##### Data

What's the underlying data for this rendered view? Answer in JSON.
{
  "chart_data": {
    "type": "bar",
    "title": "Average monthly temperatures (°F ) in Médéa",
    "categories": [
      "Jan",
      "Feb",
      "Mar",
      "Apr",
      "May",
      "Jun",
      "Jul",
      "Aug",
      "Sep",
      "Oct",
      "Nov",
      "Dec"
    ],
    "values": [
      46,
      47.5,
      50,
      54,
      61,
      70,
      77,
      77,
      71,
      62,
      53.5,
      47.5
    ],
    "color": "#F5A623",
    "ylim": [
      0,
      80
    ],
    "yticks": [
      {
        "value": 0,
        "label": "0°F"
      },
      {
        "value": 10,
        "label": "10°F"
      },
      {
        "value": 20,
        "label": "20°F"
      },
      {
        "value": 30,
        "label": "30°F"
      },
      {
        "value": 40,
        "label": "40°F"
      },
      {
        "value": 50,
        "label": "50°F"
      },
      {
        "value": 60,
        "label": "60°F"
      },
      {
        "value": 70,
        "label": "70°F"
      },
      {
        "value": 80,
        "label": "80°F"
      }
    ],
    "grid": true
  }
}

##########

What is required:
Quote each line of the listing above exactly.

Written response:
What's the underlying data for this rendered view? Answer in JSON.
{
  "chart_data": {
    "type": "bar",
    "title": "Average monthly temperatures (°F ) in Médéa",
    "categories": [
      "Jan",
      "Feb",
      "Mar",
      "Apr",
      "May",
      "Jun",
      "Jul",
      "Aug",
      "Sep",
      "Oct",
      "Nov",
      "Dec"
    ],
    "values": [
      46,
      47.5,
      50,
      54,
      61,
      70,
      77,
      77,
      71,
      62,
      53.5,
      47.5
    ],
    "color": "#F5A623",
    "ylim": [
      0,
      80
    ],
    "yticks": [
      {
        "value": 0,
        "label": "0°F"
      },
      {
        "value": 10,
        "label": "10°F"
      },
      {
        "value": 20,
        "label": "20°F"
      },
      {
        "value": 30,
        "label": "30°F"
      },
      {
        "value": 40,
        "label": "40°F"
      },
      {
        "value": 50,
        "label": "50°F"
      },
      {
        "value": 60,
        "label": "60°F"
      },
      {
        "value": 70,
        "label": "70°F"
      },
      {
        "value": 80,
        "label": "80°F"
      }
    ],
    "grid": true
  }
}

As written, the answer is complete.